The exercise: Rewrite the material beginning at the line that has "scatter-dot (574, 937, 593, 955)" and stopping after the line that has "y-tick: 0.6 (94, 817, 134, 849)", changing "point-label" to "name-label" and keeping everything else the same.

Dataset:
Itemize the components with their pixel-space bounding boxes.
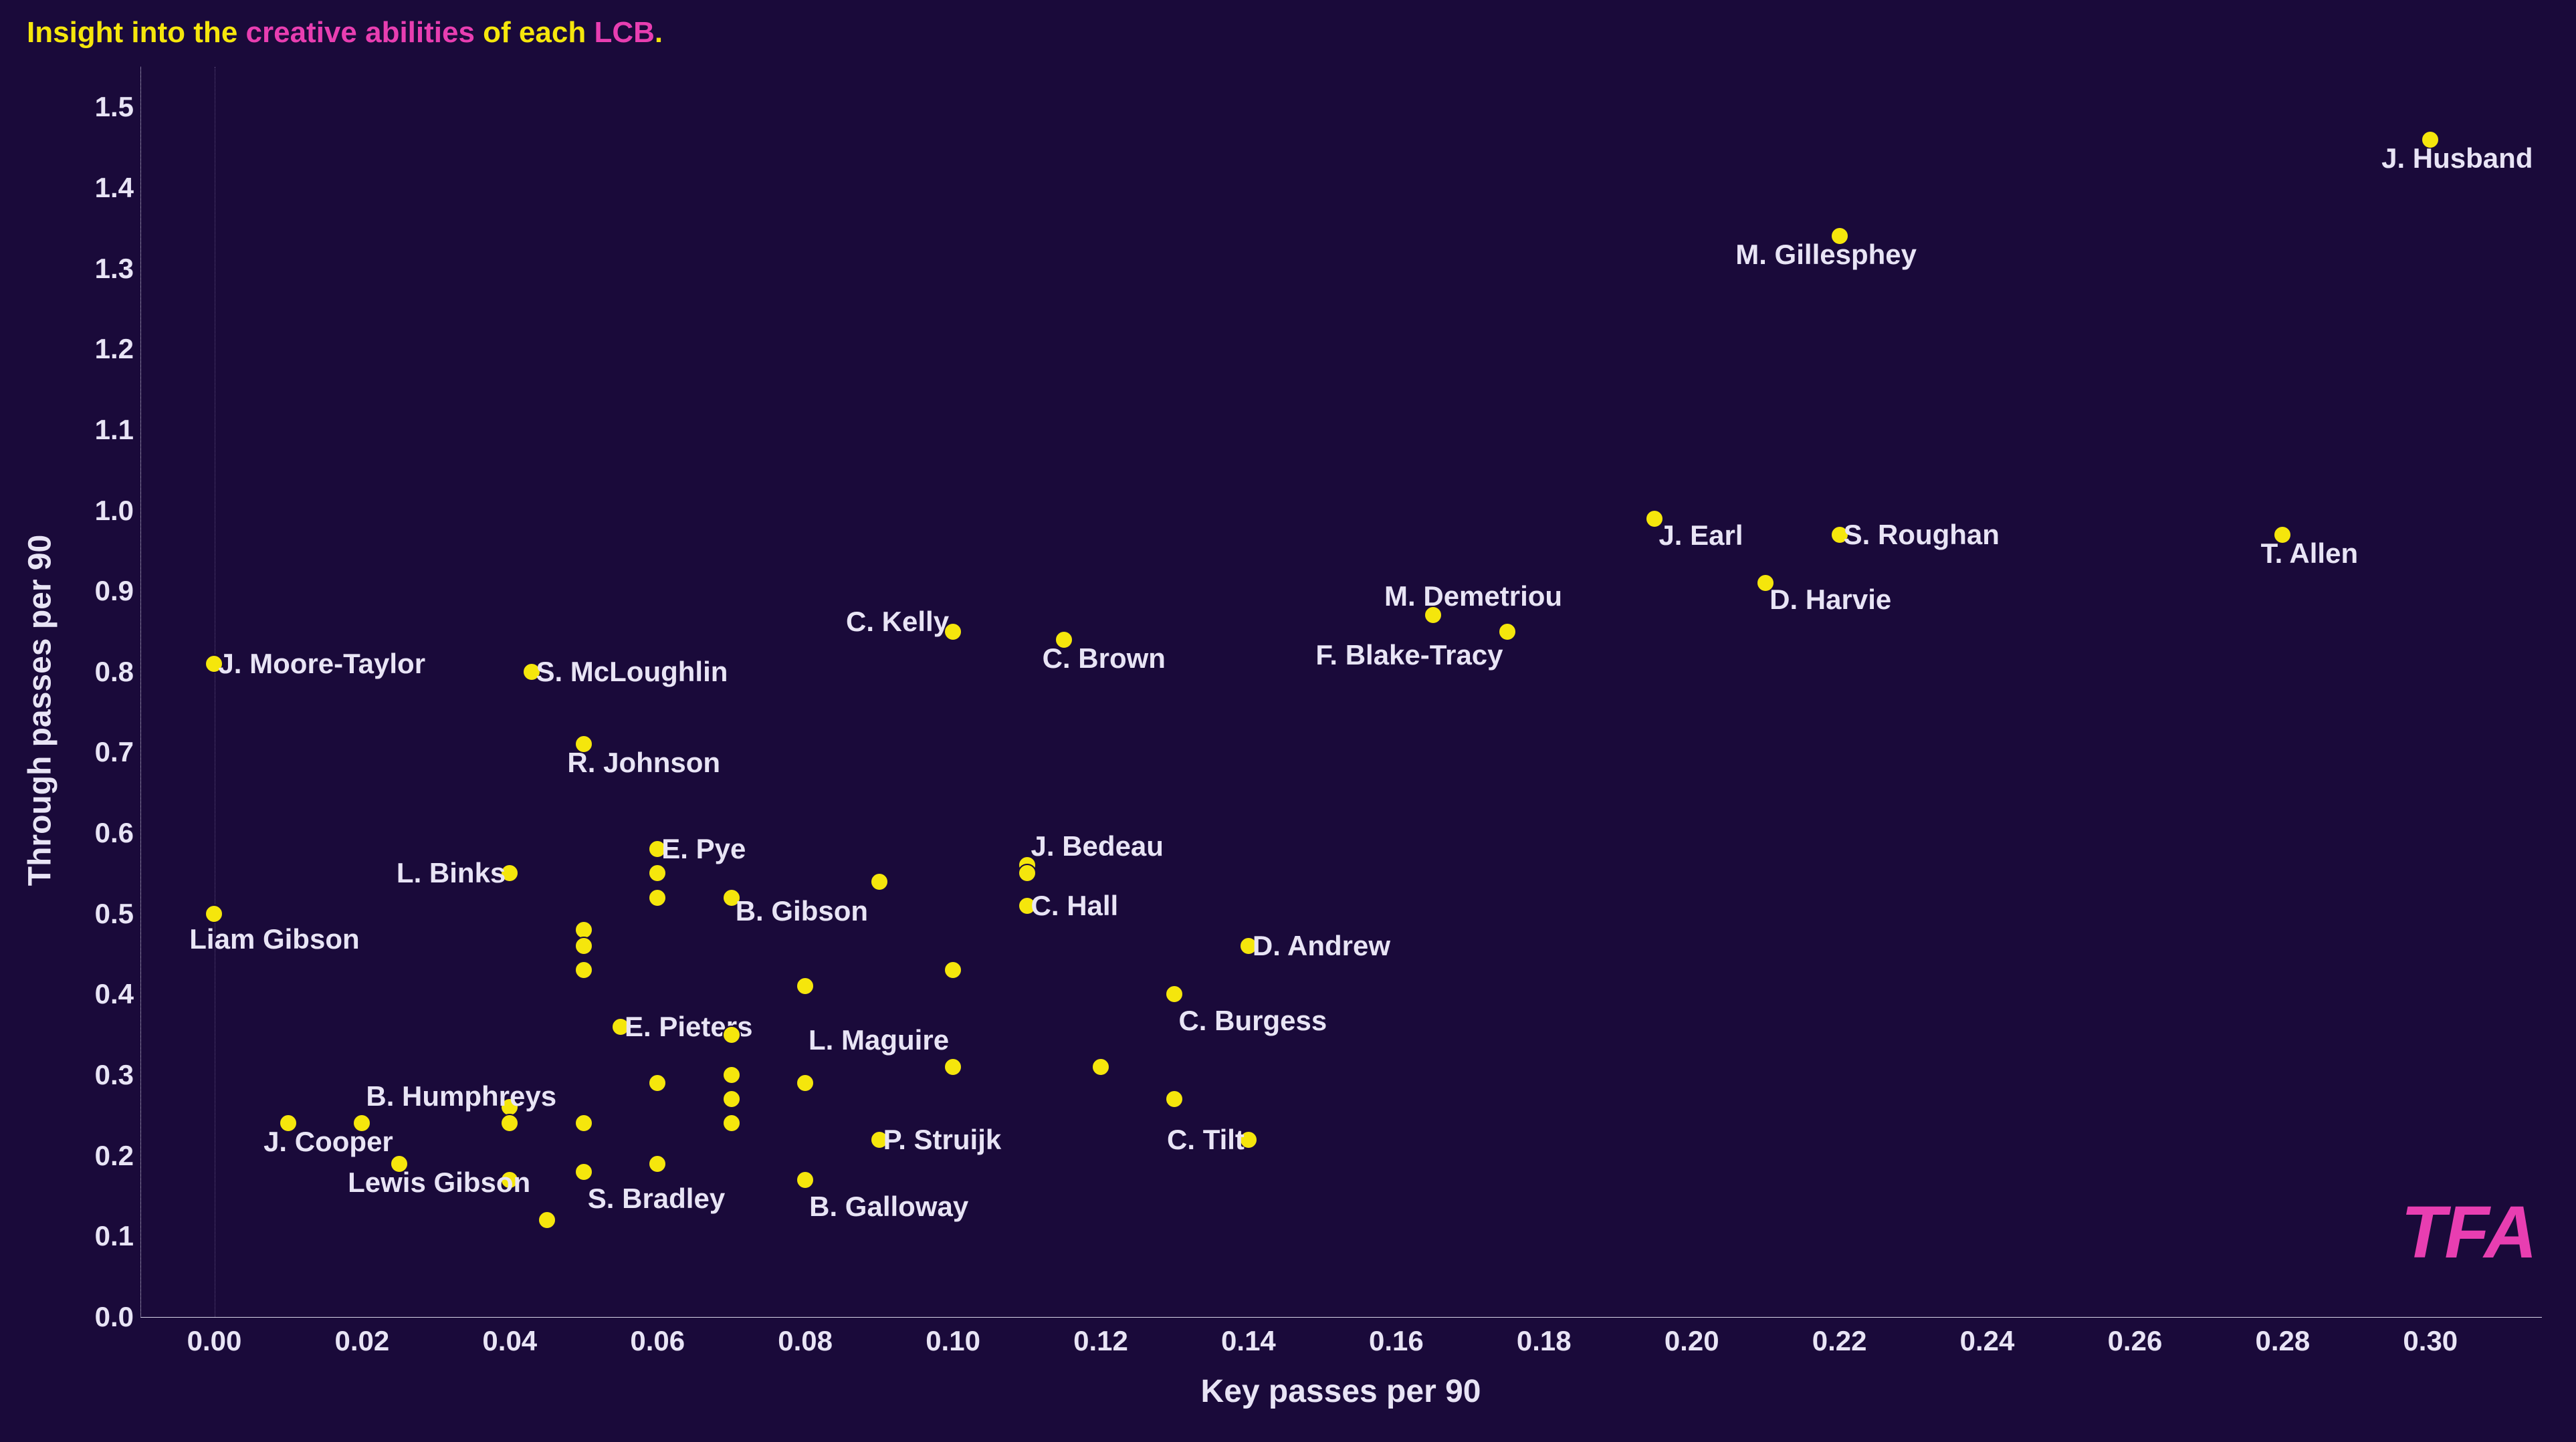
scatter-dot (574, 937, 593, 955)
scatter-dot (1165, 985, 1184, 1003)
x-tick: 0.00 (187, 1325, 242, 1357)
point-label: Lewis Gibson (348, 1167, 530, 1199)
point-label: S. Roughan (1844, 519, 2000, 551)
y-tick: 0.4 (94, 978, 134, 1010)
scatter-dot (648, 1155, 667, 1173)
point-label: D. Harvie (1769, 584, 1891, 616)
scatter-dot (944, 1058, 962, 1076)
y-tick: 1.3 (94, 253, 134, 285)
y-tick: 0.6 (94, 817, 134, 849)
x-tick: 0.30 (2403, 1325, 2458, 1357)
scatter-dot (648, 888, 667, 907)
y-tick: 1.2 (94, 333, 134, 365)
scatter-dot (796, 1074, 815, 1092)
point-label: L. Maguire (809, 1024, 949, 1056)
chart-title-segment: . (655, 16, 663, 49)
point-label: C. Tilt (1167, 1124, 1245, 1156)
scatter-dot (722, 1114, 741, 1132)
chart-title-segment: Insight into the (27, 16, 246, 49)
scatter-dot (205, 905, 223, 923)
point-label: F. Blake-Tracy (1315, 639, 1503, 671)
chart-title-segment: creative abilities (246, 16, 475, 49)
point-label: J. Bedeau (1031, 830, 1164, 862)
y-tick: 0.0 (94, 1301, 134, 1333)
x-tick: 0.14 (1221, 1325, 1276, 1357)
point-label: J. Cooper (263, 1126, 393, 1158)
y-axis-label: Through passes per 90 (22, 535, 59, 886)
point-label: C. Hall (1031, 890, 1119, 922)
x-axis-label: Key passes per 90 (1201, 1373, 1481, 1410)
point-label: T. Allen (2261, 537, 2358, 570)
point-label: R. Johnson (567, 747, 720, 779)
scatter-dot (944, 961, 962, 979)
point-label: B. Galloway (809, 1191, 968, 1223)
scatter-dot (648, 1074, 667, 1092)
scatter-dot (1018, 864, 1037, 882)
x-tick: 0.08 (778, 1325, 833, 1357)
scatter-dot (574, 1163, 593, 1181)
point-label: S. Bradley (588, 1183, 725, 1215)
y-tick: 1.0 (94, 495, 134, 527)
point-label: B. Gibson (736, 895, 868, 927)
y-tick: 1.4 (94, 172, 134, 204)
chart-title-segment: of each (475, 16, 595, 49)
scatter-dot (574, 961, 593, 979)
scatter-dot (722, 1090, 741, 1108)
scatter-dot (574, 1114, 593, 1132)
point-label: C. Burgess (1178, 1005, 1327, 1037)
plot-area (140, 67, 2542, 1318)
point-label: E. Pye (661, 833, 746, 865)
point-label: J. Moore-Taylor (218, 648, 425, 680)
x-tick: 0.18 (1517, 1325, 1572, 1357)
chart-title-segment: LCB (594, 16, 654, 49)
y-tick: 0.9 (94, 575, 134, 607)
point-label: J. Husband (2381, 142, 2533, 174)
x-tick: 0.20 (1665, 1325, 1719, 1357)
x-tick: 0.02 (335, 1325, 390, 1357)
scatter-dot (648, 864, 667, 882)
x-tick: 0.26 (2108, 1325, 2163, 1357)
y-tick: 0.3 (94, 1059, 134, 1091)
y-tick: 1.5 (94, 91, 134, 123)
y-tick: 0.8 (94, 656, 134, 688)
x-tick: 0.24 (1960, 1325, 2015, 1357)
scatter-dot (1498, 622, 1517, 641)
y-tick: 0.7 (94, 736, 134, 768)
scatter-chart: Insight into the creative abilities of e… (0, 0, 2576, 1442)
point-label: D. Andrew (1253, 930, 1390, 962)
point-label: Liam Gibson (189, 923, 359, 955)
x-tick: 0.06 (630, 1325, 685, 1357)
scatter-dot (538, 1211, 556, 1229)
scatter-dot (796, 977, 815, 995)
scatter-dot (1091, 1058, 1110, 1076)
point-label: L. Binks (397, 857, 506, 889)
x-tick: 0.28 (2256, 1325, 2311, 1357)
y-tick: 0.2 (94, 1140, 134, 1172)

Output of the exercise:
scatter-dot (574, 937, 593, 955)
scatter-dot (1165, 985, 1184, 1003)
x-tick: 0.00 (187, 1325, 242, 1357)
name-label: Lewis Gibson (348, 1167, 530, 1199)
name-label: S. Roughan (1844, 519, 2000, 551)
y-tick: 0.4 (94, 978, 134, 1010)
scatter-dot (648, 1155, 667, 1173)
name-label: D. Harvie (1769, 584, 1891, 616)
scatter-dot (944, 1058, 962, 1076)
y-tick: 1.3 (94, 253, 134, 285)
y-tick: 0.6 (94, 817, 134, 849)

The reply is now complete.